*What is needed*. Leave out the pictures and copy each record below exactly.

(Extracted records)
***

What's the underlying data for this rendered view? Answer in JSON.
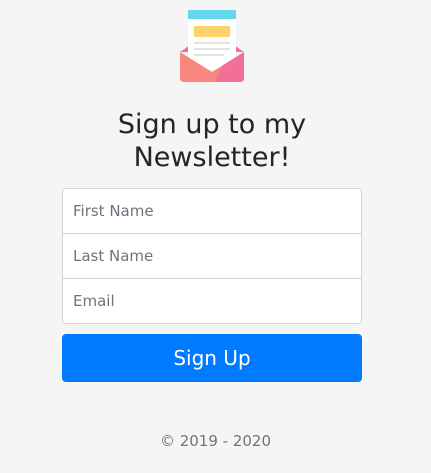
{
  "logo": {
    "icon": "open-envelope-letter-icon"
  },
  "heading": {
    "title": "Sign up to my Newsletter!"
  },
  "form": {
    "first_name_placeholder": "First Name",
    "last_name_placeholder": "Last Name",
    "email_placeholder": "Email",
    "submit_label": "Sign Up"
  },
  "footer": {
    "copyright": "© 2019 - 2020"
  },
  "colors": {
    "background": "#f5f5f5",
    "primary": "#007bff",
    "envelope": "#f8877f"
  }
}
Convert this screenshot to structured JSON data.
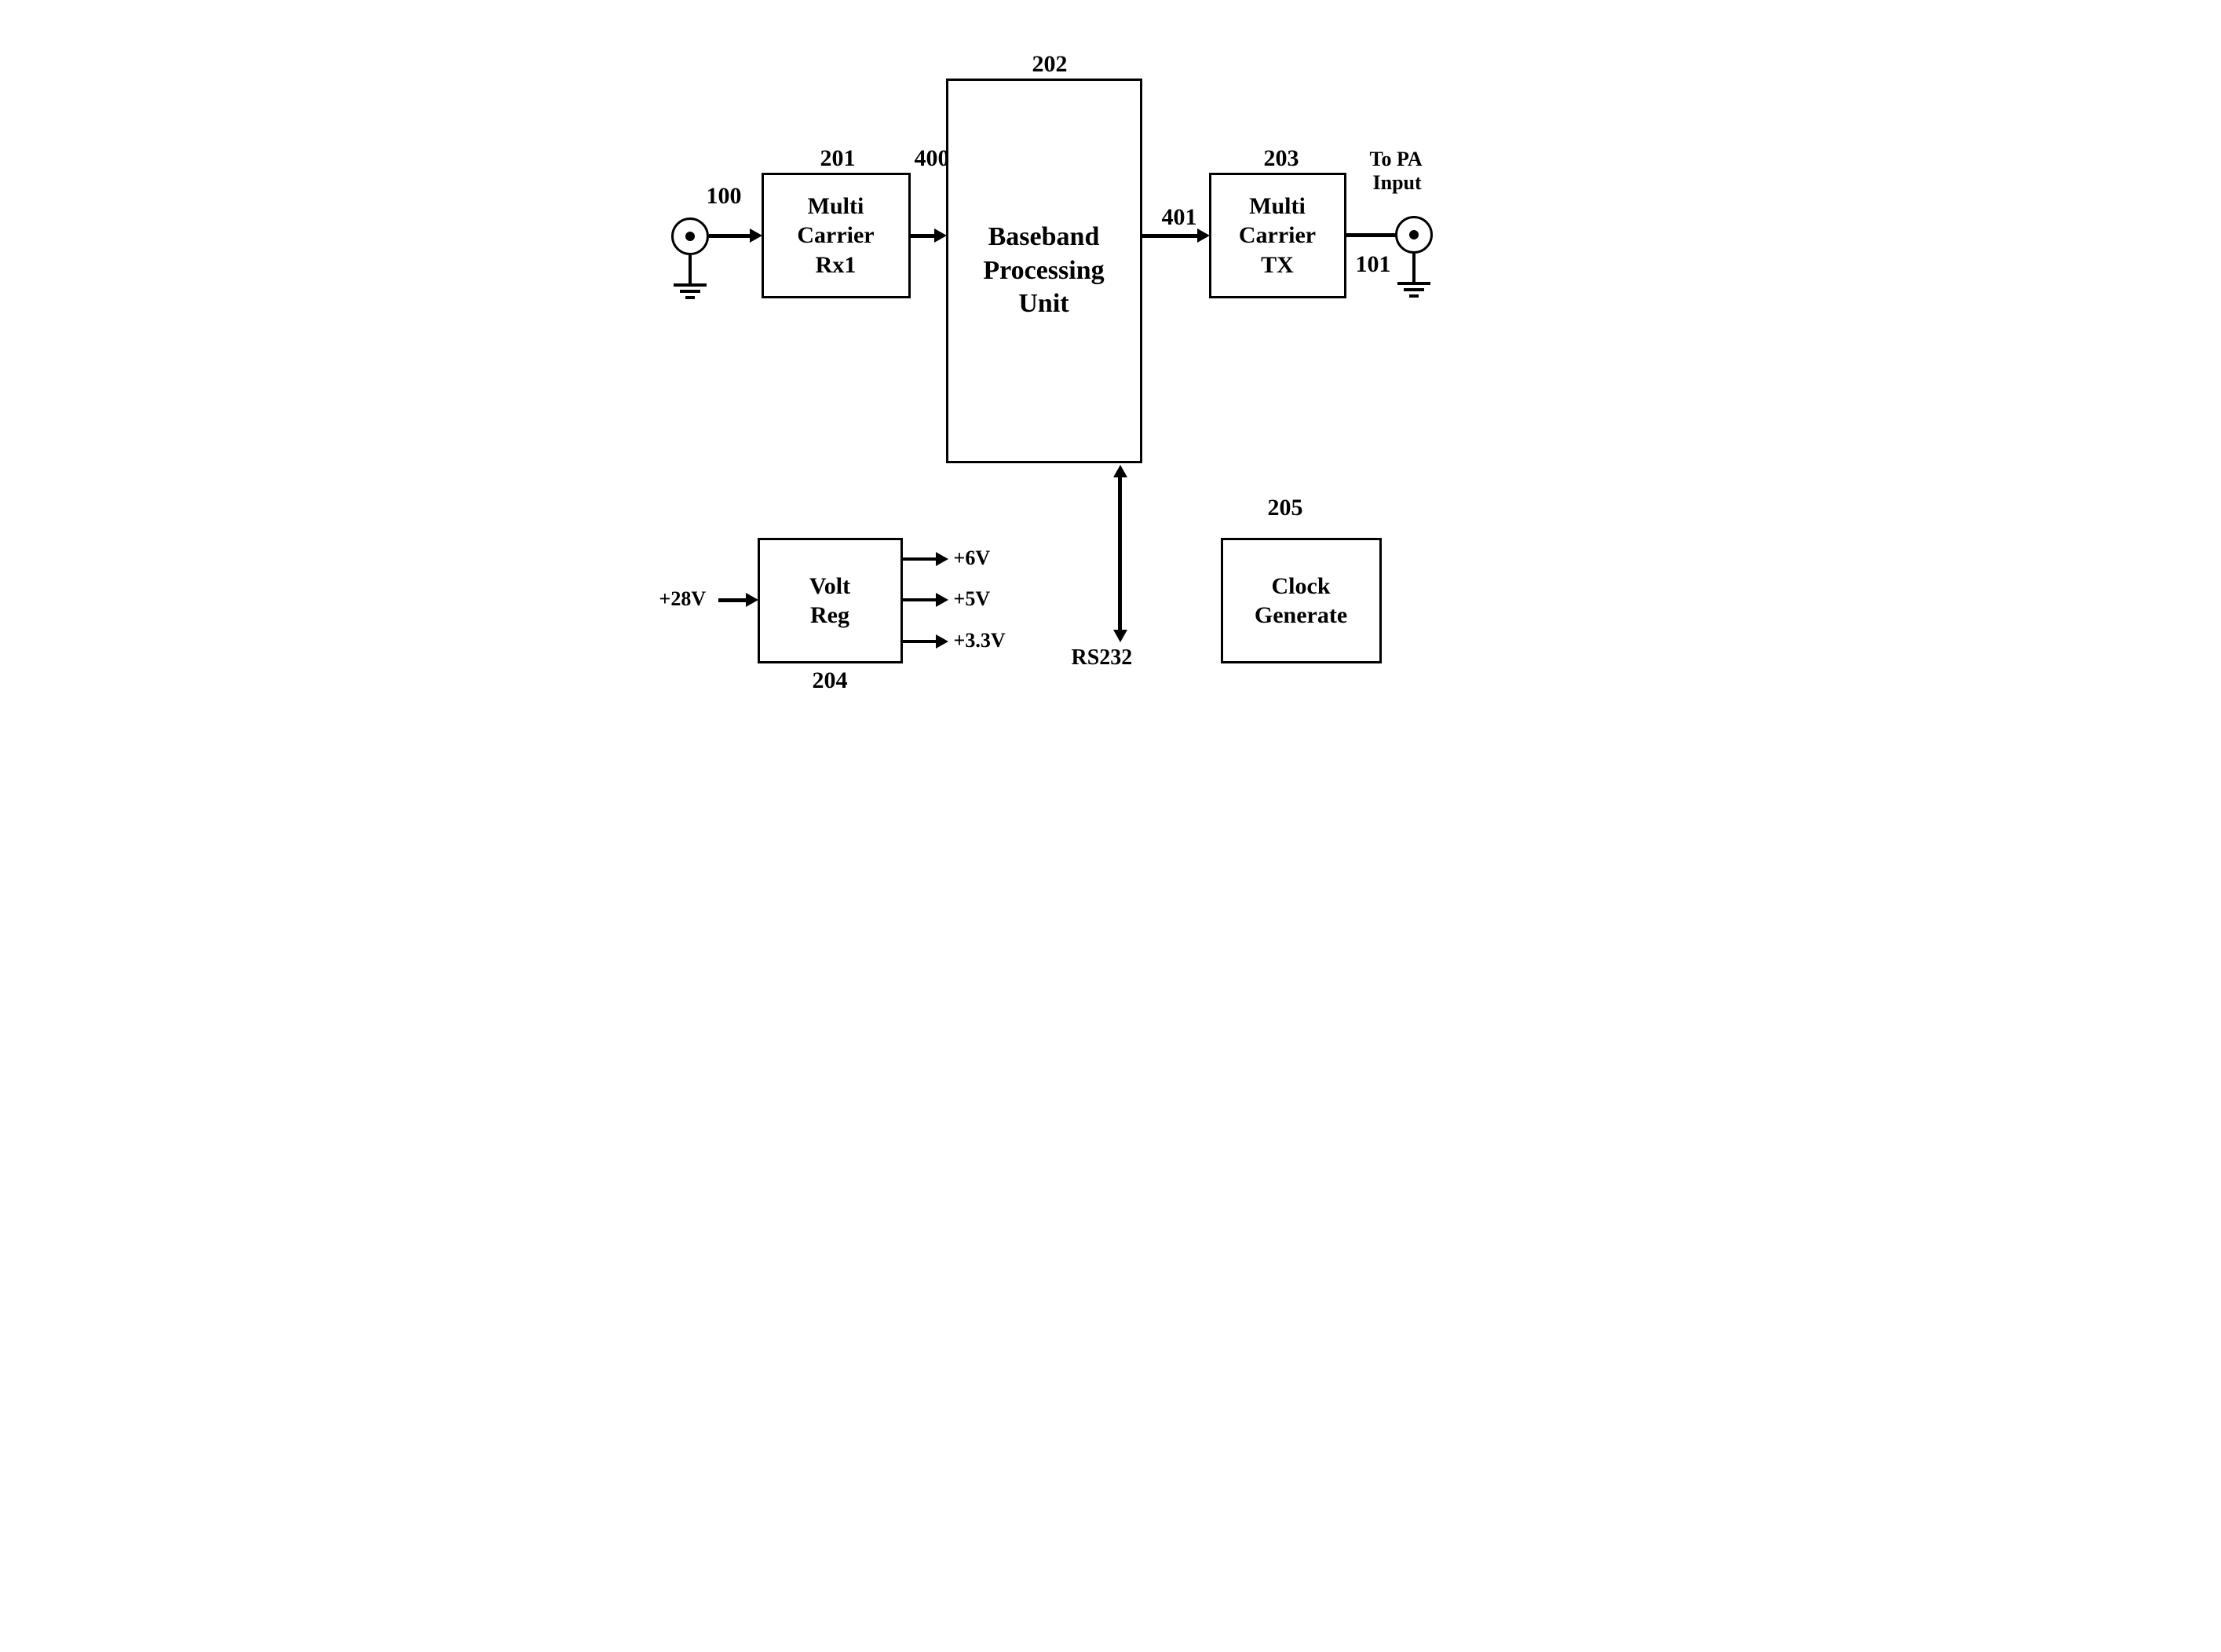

***

*Problem solution*.
What's the underlying data for this rendered view? Answer in JSON.
{
  "logo": {
    "icon": "open-envelope-letter-icon"
  },
  "heading": {
    "title": "Sign up to my Newsletter!"
  },
  "form": {
    "first_name_placeholder": "First Name",
    "last_name_placeholder": "Last Name",
    "email_placeholder": "Email",
    "submit_label": "Sign Up"
  },
  "footer": {
    "copyright": "© 2019 - 2020"
  },
  "colors": {
    "background": "#f5f5f5",
    "primary": "#007bff",
    "envelope": "#f8877f"
  }
}
Convert this screenshot to structured JSON data.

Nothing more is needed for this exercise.